WHAT TO WORK ON
Extract every line that contains the word "panel".

Dataset rows about figures:
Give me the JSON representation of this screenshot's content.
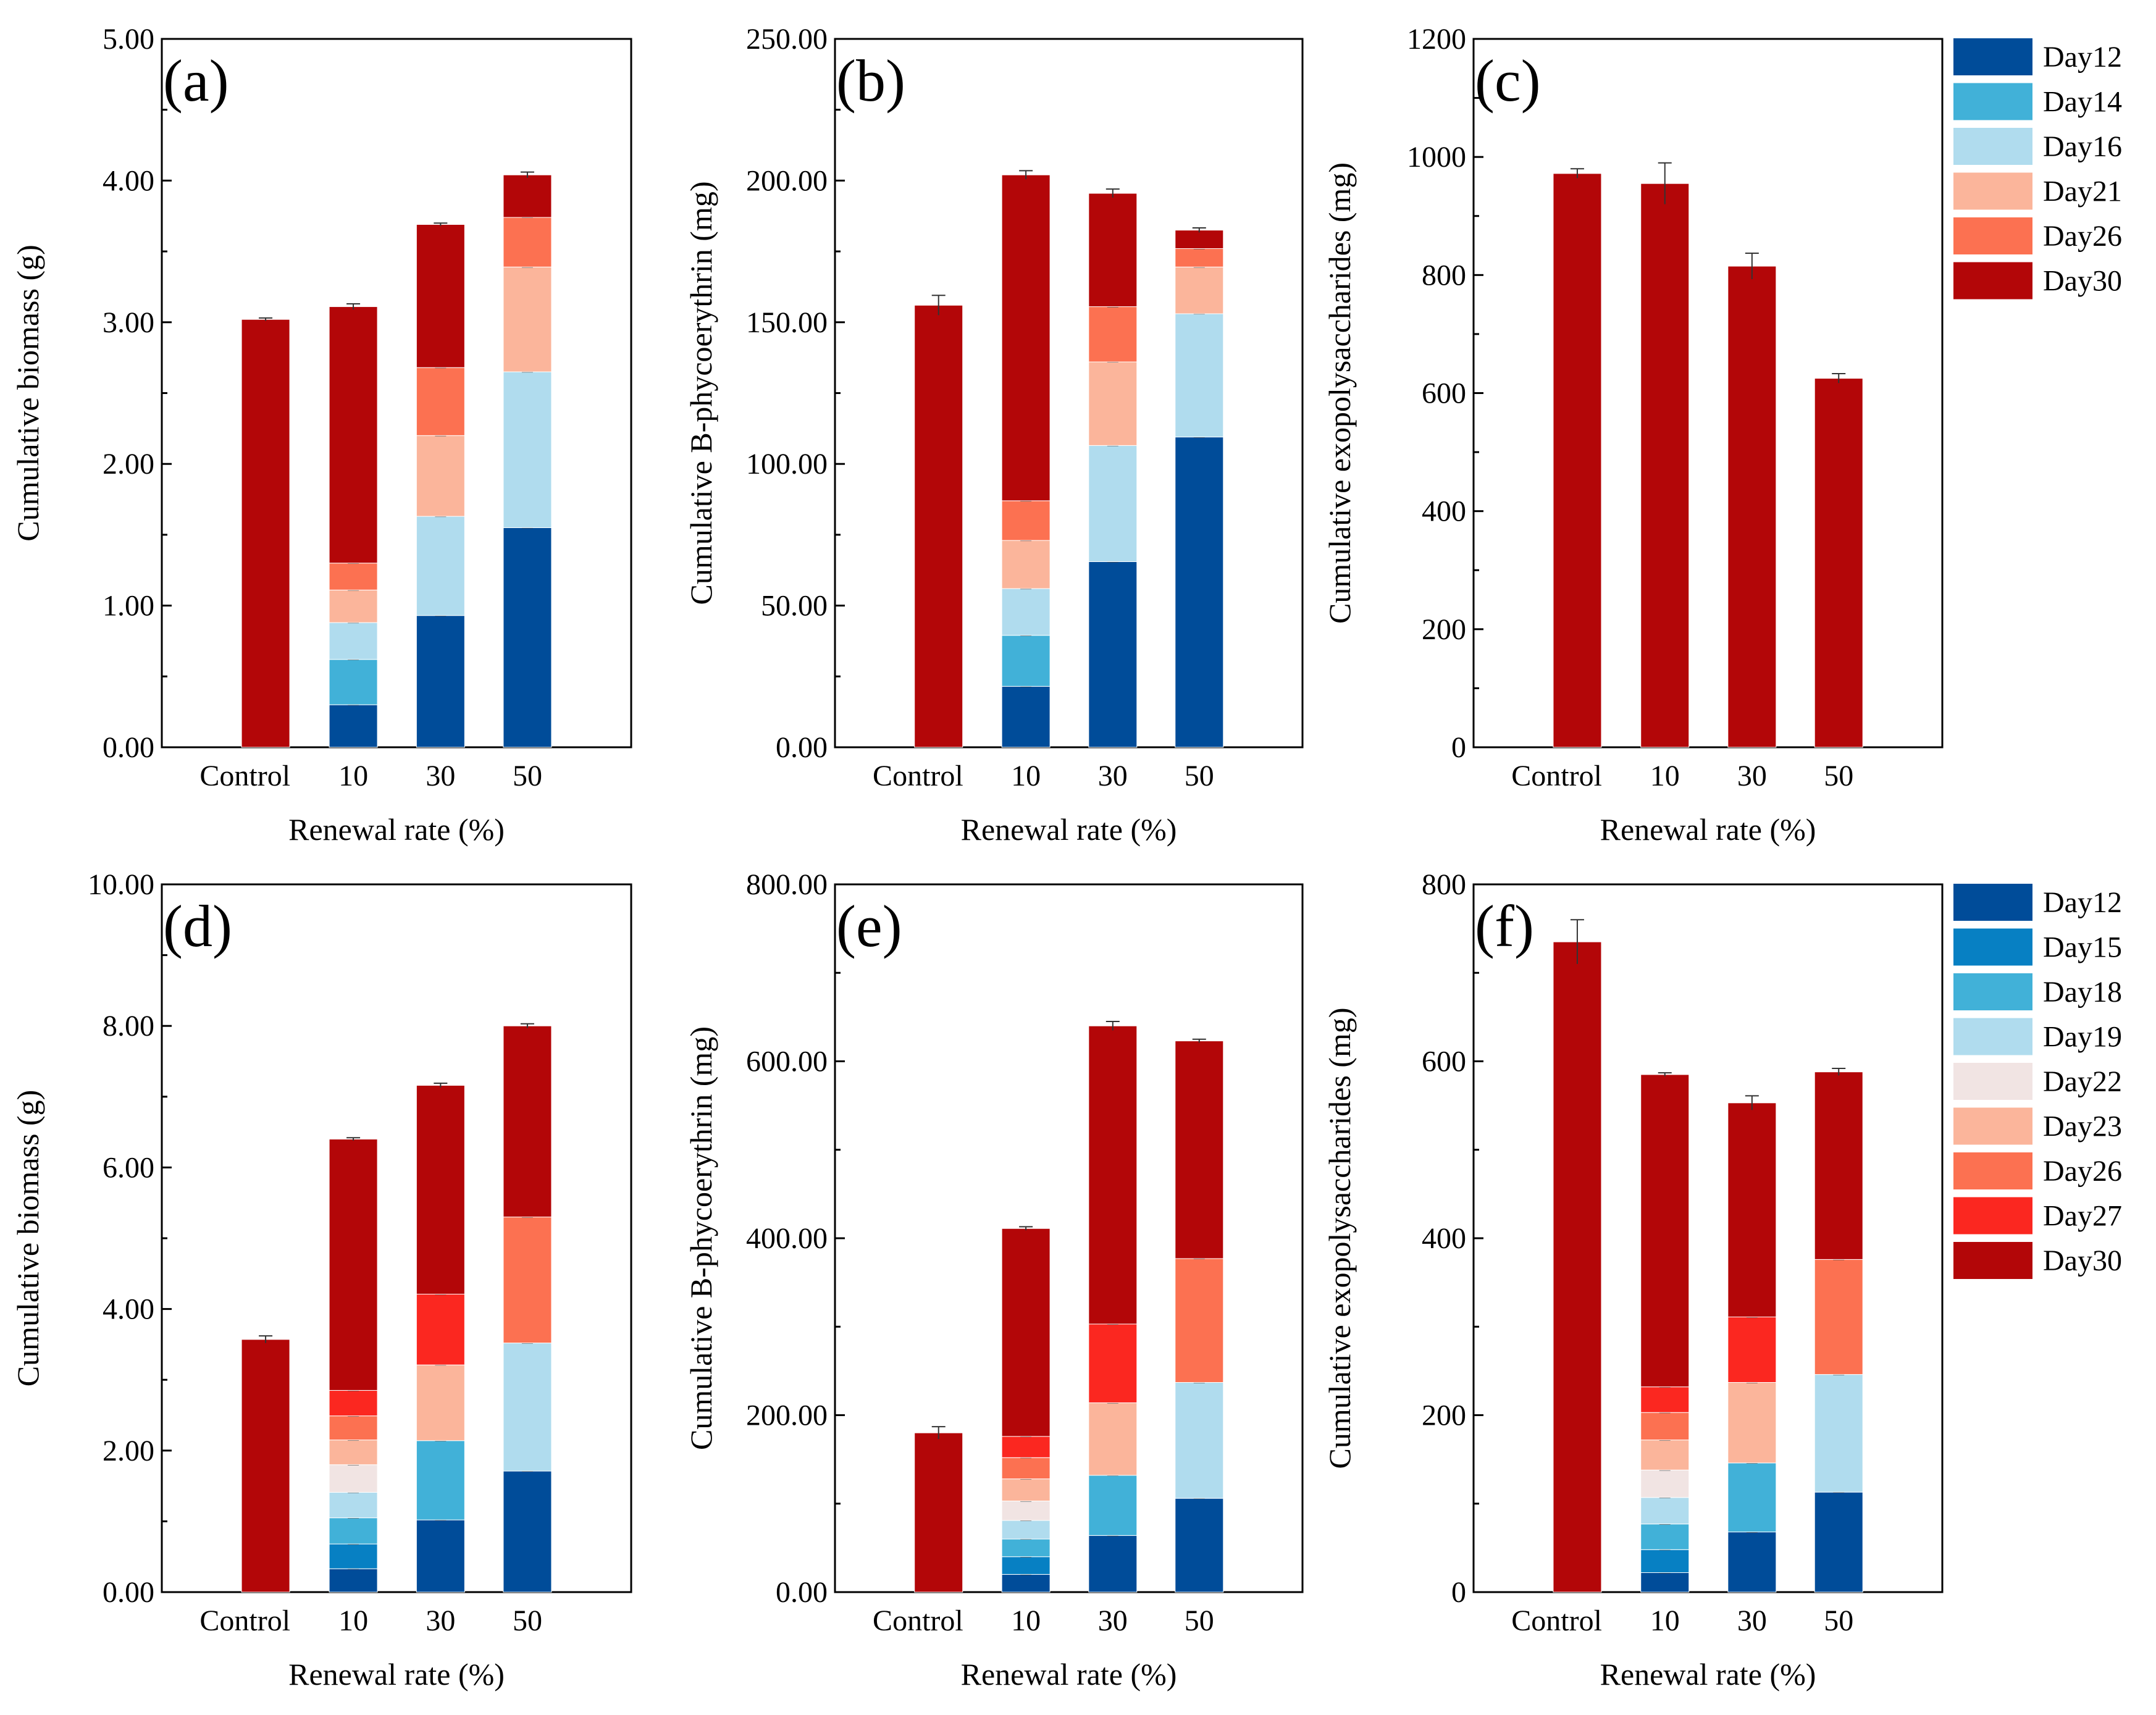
{
  "legend_top": {
    "items": [
      {
        "label": "Day12",
        "color": "#004c99"
      },
      {
        "label": "Day14",
        "color": "#41b1d8"
      },
      {
        "label": "Day16",
        "color": "#b0dcee"
      },
      {
        "label": "Day21",
        "color": "#fbb59b"
      },
      {
        "label": "Day26",
        "color": "#fc7151"
      },
      {
        "label": "Day30",
        "color": "#b30608"
      }
    ]
  },
  "legend_bottom": {
    "items": [
      {
        "label": "Day12",
        "color": "#004c99"
      },
      {
        "label": "Day15",
        "color": "#0780c3"
      },
      {
        "label": "Day18",
        "color": "#41b1d8"
      },
      {
        "label": "Day19",
        "color": "#b0dcee"
      },
      {
        "label": "Day22",
        "color": "#f1e4e3"
      },
      {
        "label": "Day23",
        "color": "#fbb59b"
      },
      {
        "label": "Day26",
        "color": "#fc7151"
      },
      {
        "label": "Day27",
        "color": "#fb2720"
      },
      {
        "label": "Day30",
        "color": "#b30608"
      }
    ]
  },
  "chart_data": [
    {
      "panel": "(a)",
      "type": "bar",
      "stacked": true,
      "xlabel": "Renewal rate (%)",
      "ylabel": "Cumulative biomass (g)",
      "ylim": [
        0,
        5
      ],
      "yticks": [
        "0.00",
        "1.00",
        "2.00",
        "3.00",
        "4.00",
        "5.00"
      ],
      "categories": [
        "Control",
        "10",
        "30",
        "50"
      ],
      "series": [
        {
          "name": "Day12",
          "color": "#004c99",
          "values": [
            0,
            0.3,
            0.93,
            1.55
          ]
        },
        {
          "name": "Day14",
          "color": "#41b1d8",
          "values": [
            0,
            0.32,
            0,
            0
          ]
        },
        {
          "name": "Day16",
          "color": "#b0dcee",
          "values": [
            0,
            0.26,
            0.7,
            1.1
          ]
        },
        {
          "name": "Day21",
          "color": "#fbb59b",
          "values": [
            0,
            0.23,
            0.57,
            0.74
          ]
        },
        {
          "name": "Day26",
          "color": "#fc7151",
          "values": [
            0,
            0.19,
            0.48,
            0.35
          ]
        },
        {
          "name": "Day30",
          "color": "#b30608",
          "values": [
            3.02,
            1.81,
            1.01,
            0.3
          ]
        }
      ],
      "totals": [
        3.02,
        3.11,
        3.69,
        4.04
      ],
      "errors": [
        0.01,
        0.02,
        0.01,
        0.02
      ]
    },
    {
      "panel": "(b)",
      "type": "bar",
      "stacked": true,
      "xlabel": "Renewal rate (%)",
      "ylabel": "Cumulative B-phycoerythrin (mg)",
      "ylim": [
        0,
        250
      ],
      "yticks": [
        "0.00",
        "50.00",
        "100.00",
        "150.00",
        "200.00",
        "250.00"
      ],
      "categories": [
        "Control",
        "10",
        "30",
        "50"
      ],
      "series": [
        {
          "name": "Day12",
          "color": "#004c99",
          "values": [
            0,
            21.5,
            65.5,
            109.5
          ]
        },
        {
          "name": "Day14",
          "color": "#41b1d8",
          "values": [
            0,
            18.0,
            0,
            0
          ]
        },
        {
          "name": "Day16",
          "color": "#b0dcee",
          "values": [
            0,
            16.5,
            41.0,
            43.5
          ]
        },
        {
          "name": "Day21",
          "color": "#fbb59b",
          "values": [
            0,
            17.0,
            29.5,
            16.5
          ]
        },
        {
          "name": "Day26",
          "color": "#fc7151",
          "values": [
            0,
            14.0,
            19.5,
            6.5
          ]
        },
        {
          "name": "Day30",
          "color": "#b30608",
          "values": [
            156.0,
            115.0,
            40.0,
            6.5
          ]
        }
      ],
      "totals": [
        156.0,
        202.0,
        195.5,
        182.5
      ],
      "errors": [
        3.5,
        1.5,
        1.5,
        0.8
      ]
    },
    {
      "panel": "(c)",
      "type": "bar",
      "stacked": true,
      "xlabel": "Renewal rate (%)",
      "ylabel": "Cumulative exopolysaccharides (mg)",
      "ylim": [
        0,
        1200
      ],
      "yticks": [
        "0",
        "200",
        "400",
        "600",
        "800",
        "1000",
        "1200"
      ],
      "categories": [
        "Control",
        "10",
        "30",
        "50"
      ],
      "series": [
        {
          "name": "Day30",
          "color": "#b30608",
          "values": [
            972,
            955,
            815,
            625
          ]
        }
      ],
      "totals": [
        972,
        955,
        815,
        625
      ],
      "errors": [
        8,
        35,
        22,
        8
      ]
    },
    {
      "panel": "(d)",
      "type": "bar",
      "stacked": true,
      "xlabel": "Renewal rate (%)",
      "ylabel": "Cumulative biomass (g)",
      "ylim": [
        0,
        10
      ],
      "yticks": [
        "0.00",
        "2.00",
        "4.00",
        "6.00",
        "8.00",
        "10.00"
      ],
      "categories": [
        "Control",
        "10",
        "30",
        "50"
      ],
      "series": [
        {
          "name": "Day12",
          "color": "#004c99",
          "values": [
            0,
            0.33,
            1.02,
            1.71
          ]
        },
        {
          "name": "Day15",
          "color": "#0780c3",
          "values": [
            0,
            0.35,
            0,
            0
          ]
        },
        {
          "name": "Day18",
          "color": "#41b1d8",
          "values": [
            0,
            0.37,
            1.12,
            0
          ]
        },
        {
          "name": "Day19",
          "color": "#b0dcee",
          "values": [
            0,
            0.36,
            0,
            1.81
          ]
        },
        {
          "name": "Day22",
          "color": "#f1e4e3",
          "values": [
            0,
            0.39,
            0,
            0
          ]
        },
        {
          "name": "Day23",
          "color": "#fbb59b",
          "values": [
            0,
            0.35,
            1.07,
            0
          ]
        },
        {
          "name": "Day26",
          "color": "#fc7151",
          "values": [
            0,
            0.34,
            0,
            1.78
          ]
        },
        {
          "name": "Day27",
          "color": "#fb2720",
          "values": [
            0,
            0.36,
            1.0,
            0
          ]
        },
        {
          "name": "Day30",
          "color": "#b30608",
          "values": [
            3.57,
            3.55,
            2.95,
            2.7
          ]
        }
      ],
      "totals": [
        3.57,
        6.4,
        7.16,
        8.0
      ],
      "errors": [
        0.05,
        0.02,
        0.03,
        0.03
      ]
    },
    {
      "panel": "(e)",
      "type": "bar",
      "stacked": true,
      "xlabel": "Renewal rate (%)",
      "ylabel": "Cumulative B-phycoerythrin (mg)",
      "ylim": [
        0,
        800
      ],
      "yticks": [
        "0.00",
        "200.00",
        "400.00",
        "600.00",
        "800.00"
      ],
      "categories": [
        "Control",
        "10",
        "30",
        "50"
      ],
      "series": [
        {
          "name": "Day12",
          "color": "#004c99",
          "values": [
            0,
            20,
            64,
            106
          ]
        },
        {
          "name": "Day15",
          "color": "#0780c3",
          "values": [
            0,
            20,
            0,
            0
          ]
        },
        {
          "name": "Day18",
          "color": "#41b1d8",
          "values": [
            0,
            20,
            68,
            0
          ]
        },
        {
          "name": "Day19",
          "color": "#b0dcee",
          "values": [
            0,
            21,
            0,
            131
          ]
        },
        {
          "name": "Day22",
          "color": "#f1e4e3",
          "values": [
            0,
            22,
            0,
            0
          ]
        },
        {
          "name": "Day23",
          "color": "#fbb59b",
          "values": [
            0,
            25,
            82,
            0
          ]
        },
        {
          "name": "Day26",
          "color": "#fc7151",
          "values": [
            0,
            24,
            0,
            140
          ]
        },
        {
          "name": "Day27",
          "color": "#fb2720",
          "values": [
            0,
            24,
            89,
            0
          ]
        },
        {
          "name": "Day30",
          "color": "#b30608",
          "values": [
            180,
            235,
            337,
            246
          ]
        }
      ],
      "totals": [
        180,
        411,
        640,
        623
      ],
      "errors": [
        7,
        2,
        5,
        2
      ]
    },
    {
      "panel": "(f)",
      "type": "bar",
      "stacked": true,
      "xlabel": "Renewal rate (%)",
      "ylabel": "Cumulative exopolysaccharides (mg)",
      "ylim": [
        0,
        800
      ],
      "yticks": [
        "0",
        "200",
        "400",
        "600",
        "800"
      ],
      "categories": [
        "Control",
        "10",
        "30",
        "50"
      ],
      "series": [
        {
          "name": "Day12",
          "color": "#004c99",
          "values": [
            0,
            22,
            68,
            113
          ]
        },
        {
          "name": "Day15",
          "color": "#0780c3",
          "values": [
            0,
            26,
            0,
            0
          ]
        },
        {
          "name": "Day18",
          "color": "#41b1d8",
          "values": [
            0,
            29,
            78,
            0
          ]
        },
        {
          "name": "Day19",
          "color": "#b0dcee",
          "values": [
            0,
            30,
            0,
            133
          ]
        },
        {
          "name": "Day22",
          "color": "#f1e4e3",
          "values": [
            0,
            31,
            0,
            0
          ]
        },
        {
          "name": "Day23",
          "color": "#fbb59b",
          "values": [
            0,
            34,
            91,
            0
          ]
        },
        {
          "name": "Day26",
          "color": "#fc7151",
          "values": [
            0,
            31,
            0,
            130
          ]
        },
        {
          "name": "Day27",
          "color": "#fb2720",
          "values": [
            0,
            29,
            74,
            0
          ]
        },
        {
          "name": "Day30",
          "color": "#b30608",
          "values": [
            735,
            353,
            242,
            212
          ]
        }
      ],
      "totals": [
        735,
        585,
        553,
        588
      ],
      "errors": [
        25,
        2,
        8,
        4
      ]
    }
  ]
}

REPLY TO THE EXERCISE
      "panel": "(a)",
      "panel": "(b)",
      "panel": "(c)",
      "panel": "(d)",
      "panel": "(e)",
      "panel": "(f)",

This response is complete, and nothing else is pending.